Prompt:
Pull out every line with the word "personnes" from the entries below.

Task inputs:

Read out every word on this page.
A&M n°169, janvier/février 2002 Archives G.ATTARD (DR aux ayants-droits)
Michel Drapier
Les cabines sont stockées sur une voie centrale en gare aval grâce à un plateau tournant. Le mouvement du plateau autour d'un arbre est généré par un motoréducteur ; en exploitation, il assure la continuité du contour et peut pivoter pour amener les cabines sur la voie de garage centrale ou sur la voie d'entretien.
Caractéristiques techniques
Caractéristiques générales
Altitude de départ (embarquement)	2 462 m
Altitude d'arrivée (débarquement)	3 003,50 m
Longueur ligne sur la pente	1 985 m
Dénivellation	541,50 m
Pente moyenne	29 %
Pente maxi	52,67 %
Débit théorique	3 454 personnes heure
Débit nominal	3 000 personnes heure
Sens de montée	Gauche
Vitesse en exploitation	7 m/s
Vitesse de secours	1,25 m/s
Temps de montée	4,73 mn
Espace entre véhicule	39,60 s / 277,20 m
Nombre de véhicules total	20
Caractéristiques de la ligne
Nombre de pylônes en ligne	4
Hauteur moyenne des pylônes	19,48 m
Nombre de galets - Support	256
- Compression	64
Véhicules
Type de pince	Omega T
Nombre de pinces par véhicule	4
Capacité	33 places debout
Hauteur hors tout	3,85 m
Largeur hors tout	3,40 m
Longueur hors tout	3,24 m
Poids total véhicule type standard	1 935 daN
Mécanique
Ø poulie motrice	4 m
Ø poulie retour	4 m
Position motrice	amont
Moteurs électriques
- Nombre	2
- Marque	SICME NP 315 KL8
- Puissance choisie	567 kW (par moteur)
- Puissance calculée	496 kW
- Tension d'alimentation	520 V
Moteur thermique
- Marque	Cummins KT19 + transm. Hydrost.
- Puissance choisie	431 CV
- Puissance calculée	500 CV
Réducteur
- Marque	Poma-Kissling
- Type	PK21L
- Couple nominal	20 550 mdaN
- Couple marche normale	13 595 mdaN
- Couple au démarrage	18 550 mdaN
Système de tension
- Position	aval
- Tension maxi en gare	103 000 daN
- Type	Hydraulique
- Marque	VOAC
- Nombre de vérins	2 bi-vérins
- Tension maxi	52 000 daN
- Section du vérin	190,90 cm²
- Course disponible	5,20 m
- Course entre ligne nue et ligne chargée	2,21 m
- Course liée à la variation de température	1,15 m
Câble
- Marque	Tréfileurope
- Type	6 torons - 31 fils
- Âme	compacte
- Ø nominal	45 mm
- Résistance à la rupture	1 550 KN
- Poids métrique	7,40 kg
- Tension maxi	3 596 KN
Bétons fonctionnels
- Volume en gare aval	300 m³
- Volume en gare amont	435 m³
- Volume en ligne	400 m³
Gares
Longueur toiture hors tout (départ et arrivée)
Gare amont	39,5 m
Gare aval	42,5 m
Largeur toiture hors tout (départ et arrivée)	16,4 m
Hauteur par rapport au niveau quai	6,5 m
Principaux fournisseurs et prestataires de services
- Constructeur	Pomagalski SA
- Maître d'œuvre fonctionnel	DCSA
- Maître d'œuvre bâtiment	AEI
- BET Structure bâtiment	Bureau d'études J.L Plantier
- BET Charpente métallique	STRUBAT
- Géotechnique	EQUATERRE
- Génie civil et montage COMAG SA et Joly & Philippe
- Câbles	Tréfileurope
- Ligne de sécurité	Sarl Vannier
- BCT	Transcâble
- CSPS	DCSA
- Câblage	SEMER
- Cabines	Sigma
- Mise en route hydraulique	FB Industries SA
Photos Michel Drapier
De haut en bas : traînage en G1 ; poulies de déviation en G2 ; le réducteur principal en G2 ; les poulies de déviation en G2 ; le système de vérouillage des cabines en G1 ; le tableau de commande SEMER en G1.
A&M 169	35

Solved problem:
Débit théorique	3 454 personnes heure
Débit nominal	3 000 personnes heure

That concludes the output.